§ OBJECTIVE
Quote, without change, all of the lines that follow.
◇ ◇ ◇ ◇ ◇ ◇ ◇
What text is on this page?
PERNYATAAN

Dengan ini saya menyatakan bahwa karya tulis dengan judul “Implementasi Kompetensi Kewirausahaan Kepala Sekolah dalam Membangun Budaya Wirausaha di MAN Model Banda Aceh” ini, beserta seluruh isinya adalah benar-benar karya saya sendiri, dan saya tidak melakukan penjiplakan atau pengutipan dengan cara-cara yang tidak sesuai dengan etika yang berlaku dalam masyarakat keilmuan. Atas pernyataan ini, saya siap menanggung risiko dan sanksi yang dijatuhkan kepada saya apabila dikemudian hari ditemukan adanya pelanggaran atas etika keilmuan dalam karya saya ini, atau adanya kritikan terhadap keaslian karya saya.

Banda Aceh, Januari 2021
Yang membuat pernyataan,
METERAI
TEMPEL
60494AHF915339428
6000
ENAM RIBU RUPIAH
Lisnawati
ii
◇ ◇ ◇ ◇ ◇ ◇ ◇
§ COMPLETE OUTPUT
What text is on this page?
PERNYATAAN

Dengan ini saya menyatakan bahwa karya tulis dengan judul “Implementasi Kompetensi Kewirausahaan Kepala Sekolah dalam Membangun Budaya Wirausaha di MAN Model Banda Aceh” ini, beserta seluruh isinya adalah benar-benar karya saya sendiri, dan saya tidak melakukan penjiplakan atau pengutipan dengan cara-cara yang tidak sesuai dengan etika yang berlaku dalam masyarakat keilmuan. Atas pernyataan ini, saya siap menanggung risiko dan sanksi yang dijatuhkan kepada saya apabila dikemudian hari ditemukan adanya pelanggaran atas etika keilmuan dalam karya saya ini, atau adanya kritikan terhadap keaslian karya saya.

Banda Aceh, Januari 2021
Yang membuat pernyataan,
METERAI
TEMPEL
60494AHF915339428
6000
ENAM RIBU RUPIAH
Lisnawati
ii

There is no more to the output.